Given exercise ▸ Locate each line holding the string "yyyy" and copy it.
-- start of Data to process --
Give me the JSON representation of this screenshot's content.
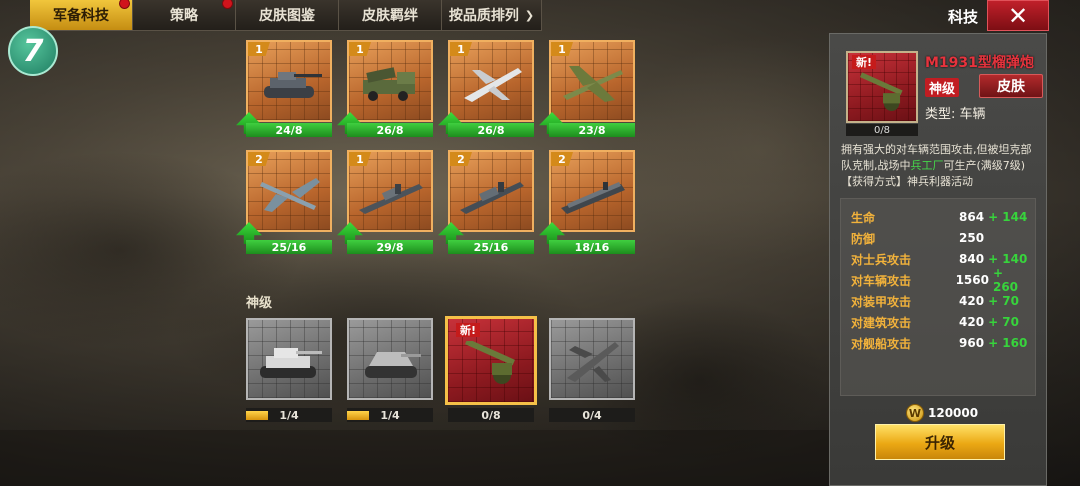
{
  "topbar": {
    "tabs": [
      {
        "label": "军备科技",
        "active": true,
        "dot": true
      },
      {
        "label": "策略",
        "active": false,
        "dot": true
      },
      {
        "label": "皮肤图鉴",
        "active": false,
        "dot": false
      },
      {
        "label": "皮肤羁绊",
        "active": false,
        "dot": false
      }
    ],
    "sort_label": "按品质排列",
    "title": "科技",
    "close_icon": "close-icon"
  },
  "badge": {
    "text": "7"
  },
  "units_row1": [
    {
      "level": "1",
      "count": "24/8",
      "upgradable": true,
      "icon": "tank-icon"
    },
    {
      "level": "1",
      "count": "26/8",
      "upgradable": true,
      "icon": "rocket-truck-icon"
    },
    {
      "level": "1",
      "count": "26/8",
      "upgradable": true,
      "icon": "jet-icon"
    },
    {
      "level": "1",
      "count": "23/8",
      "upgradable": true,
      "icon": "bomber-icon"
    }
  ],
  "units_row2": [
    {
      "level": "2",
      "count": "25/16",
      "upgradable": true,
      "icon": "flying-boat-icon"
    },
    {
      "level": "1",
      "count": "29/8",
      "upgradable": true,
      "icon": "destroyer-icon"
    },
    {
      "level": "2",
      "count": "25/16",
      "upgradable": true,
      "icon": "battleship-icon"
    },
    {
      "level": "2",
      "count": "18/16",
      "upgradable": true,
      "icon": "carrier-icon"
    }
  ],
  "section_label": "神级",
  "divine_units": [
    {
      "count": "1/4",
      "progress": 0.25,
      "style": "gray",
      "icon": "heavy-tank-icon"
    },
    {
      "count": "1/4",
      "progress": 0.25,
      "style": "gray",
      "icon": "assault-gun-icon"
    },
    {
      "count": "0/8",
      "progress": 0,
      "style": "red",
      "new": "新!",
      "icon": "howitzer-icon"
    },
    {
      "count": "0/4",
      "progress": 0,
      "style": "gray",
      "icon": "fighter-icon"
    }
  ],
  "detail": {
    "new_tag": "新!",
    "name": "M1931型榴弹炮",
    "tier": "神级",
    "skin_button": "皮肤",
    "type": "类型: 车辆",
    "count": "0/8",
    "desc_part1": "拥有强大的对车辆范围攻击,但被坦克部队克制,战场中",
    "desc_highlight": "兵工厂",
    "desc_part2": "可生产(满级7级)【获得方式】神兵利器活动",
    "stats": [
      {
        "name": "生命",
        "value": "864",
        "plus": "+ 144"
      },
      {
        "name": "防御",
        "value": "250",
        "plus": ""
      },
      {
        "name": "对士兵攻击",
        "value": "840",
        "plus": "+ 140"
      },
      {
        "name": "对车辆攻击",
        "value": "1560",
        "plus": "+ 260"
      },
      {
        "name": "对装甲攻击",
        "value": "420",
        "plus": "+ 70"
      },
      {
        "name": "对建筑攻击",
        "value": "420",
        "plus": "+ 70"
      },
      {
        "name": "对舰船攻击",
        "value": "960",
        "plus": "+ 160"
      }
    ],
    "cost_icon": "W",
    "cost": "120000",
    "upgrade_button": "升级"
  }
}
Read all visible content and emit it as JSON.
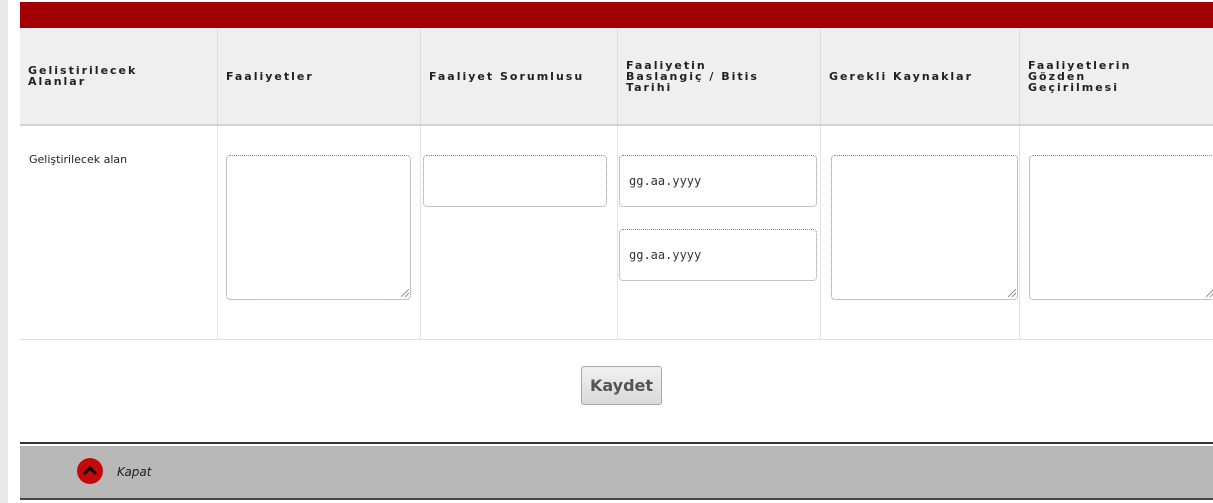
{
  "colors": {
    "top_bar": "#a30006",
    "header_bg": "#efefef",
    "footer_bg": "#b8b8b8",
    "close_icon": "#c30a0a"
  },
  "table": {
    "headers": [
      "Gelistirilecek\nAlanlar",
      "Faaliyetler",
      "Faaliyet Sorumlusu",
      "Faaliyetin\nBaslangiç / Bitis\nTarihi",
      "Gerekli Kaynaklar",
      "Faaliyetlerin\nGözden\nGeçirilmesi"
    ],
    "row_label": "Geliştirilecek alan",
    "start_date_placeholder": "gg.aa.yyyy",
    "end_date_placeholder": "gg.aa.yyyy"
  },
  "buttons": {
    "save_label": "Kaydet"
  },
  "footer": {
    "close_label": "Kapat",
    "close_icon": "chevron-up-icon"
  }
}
-- end of Data to process --
-- start of Data to process --
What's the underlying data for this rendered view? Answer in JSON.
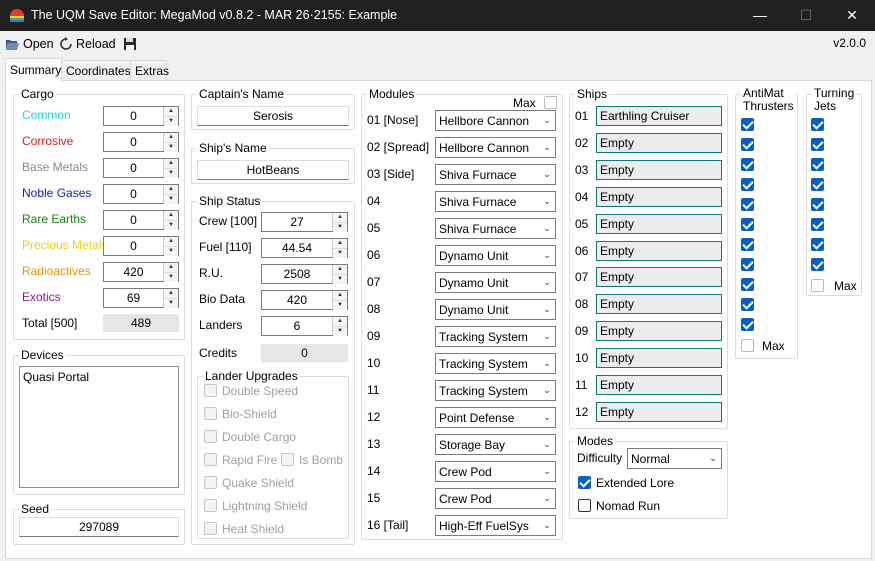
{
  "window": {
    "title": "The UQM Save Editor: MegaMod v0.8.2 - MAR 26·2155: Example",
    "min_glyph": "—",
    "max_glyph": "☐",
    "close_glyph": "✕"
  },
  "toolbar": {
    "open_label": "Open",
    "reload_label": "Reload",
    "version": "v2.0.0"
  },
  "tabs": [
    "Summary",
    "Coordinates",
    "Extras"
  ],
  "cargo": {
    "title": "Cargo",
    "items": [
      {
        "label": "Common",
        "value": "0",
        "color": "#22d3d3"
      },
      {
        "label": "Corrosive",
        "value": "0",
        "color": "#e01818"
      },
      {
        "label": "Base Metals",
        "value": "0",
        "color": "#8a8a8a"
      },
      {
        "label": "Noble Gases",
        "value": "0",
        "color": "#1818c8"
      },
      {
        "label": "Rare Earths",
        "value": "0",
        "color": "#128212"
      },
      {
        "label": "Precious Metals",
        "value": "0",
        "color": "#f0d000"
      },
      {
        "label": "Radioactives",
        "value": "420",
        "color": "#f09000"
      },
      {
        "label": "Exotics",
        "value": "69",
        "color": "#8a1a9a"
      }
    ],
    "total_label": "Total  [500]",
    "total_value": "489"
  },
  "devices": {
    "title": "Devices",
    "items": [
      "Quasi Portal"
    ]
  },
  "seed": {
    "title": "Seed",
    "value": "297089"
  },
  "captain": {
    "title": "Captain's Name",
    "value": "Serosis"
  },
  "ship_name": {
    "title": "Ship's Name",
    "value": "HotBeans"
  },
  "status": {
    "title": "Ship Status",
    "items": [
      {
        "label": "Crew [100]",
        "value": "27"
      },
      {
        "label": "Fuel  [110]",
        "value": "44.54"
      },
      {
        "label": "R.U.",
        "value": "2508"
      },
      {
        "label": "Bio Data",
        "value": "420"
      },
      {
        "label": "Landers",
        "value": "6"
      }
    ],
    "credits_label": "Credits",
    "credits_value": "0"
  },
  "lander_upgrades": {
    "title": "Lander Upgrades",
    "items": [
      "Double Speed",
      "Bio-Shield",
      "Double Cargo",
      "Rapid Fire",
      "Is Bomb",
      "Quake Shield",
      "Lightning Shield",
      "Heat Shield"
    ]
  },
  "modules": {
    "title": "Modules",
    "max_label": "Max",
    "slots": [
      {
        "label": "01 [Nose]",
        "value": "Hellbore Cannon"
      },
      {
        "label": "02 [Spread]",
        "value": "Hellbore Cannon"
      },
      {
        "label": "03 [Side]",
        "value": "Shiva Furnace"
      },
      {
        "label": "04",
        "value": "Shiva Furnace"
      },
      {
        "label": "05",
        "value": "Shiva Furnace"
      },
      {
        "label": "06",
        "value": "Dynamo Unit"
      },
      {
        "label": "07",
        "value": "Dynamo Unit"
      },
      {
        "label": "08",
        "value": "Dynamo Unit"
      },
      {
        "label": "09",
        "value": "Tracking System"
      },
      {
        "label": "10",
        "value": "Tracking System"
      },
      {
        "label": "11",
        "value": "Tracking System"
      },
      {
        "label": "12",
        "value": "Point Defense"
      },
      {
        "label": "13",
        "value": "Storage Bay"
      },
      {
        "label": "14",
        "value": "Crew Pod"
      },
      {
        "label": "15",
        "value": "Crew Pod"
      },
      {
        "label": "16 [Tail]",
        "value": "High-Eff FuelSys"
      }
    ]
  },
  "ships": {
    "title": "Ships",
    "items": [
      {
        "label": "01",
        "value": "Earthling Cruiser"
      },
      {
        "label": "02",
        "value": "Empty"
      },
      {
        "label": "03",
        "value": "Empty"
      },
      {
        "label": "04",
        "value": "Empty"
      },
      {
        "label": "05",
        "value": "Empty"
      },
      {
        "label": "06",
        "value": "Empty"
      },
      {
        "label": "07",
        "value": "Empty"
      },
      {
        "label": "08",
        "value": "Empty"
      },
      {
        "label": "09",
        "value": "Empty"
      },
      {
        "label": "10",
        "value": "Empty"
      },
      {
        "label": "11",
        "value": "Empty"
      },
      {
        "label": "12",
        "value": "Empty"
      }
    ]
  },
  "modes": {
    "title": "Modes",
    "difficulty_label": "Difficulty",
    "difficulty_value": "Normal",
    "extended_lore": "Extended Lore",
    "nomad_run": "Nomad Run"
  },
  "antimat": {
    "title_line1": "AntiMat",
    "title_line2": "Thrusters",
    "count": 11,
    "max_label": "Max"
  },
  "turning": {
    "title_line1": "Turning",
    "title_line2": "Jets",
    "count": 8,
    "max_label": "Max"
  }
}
-- end of Data to process --
-- start of Data to process --
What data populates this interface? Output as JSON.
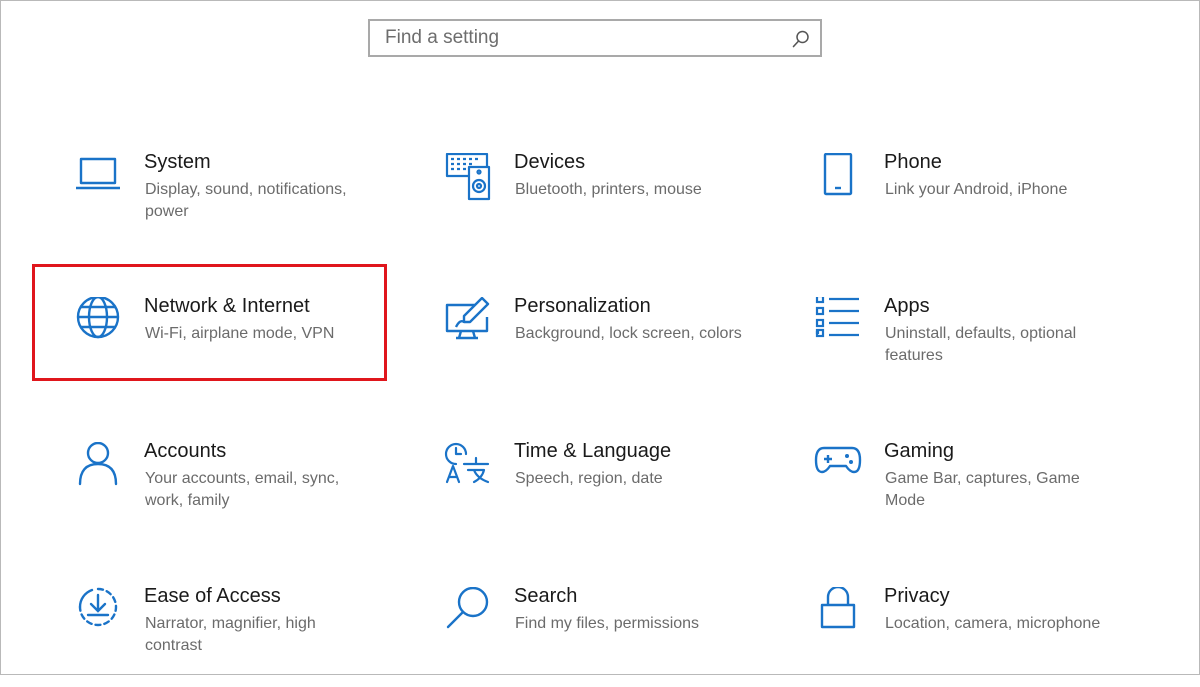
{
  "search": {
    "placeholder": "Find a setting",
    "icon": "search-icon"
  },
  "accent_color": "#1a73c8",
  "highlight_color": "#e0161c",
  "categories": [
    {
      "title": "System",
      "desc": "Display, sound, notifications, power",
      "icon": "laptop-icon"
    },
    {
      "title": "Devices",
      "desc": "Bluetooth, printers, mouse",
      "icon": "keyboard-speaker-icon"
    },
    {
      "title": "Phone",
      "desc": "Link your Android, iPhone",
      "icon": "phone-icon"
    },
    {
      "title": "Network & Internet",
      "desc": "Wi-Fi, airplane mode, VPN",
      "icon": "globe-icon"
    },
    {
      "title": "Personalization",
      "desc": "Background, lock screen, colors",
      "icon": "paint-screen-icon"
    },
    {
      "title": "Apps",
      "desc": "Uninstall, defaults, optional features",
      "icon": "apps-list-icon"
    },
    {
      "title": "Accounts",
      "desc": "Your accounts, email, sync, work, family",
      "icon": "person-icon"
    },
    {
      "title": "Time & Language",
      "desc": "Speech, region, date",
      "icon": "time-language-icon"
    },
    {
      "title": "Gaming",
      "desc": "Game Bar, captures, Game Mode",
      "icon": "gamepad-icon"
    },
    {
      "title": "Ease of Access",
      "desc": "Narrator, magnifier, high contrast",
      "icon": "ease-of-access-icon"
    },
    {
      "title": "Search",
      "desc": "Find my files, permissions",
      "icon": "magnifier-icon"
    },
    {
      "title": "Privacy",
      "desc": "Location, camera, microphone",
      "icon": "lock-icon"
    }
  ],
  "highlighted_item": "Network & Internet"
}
-- end of Data to process --
The reply ▸
    "start_date_placeholder": "gg.aa.yyyy",
    "end_date_placeholder": "gg.aa.yyyy"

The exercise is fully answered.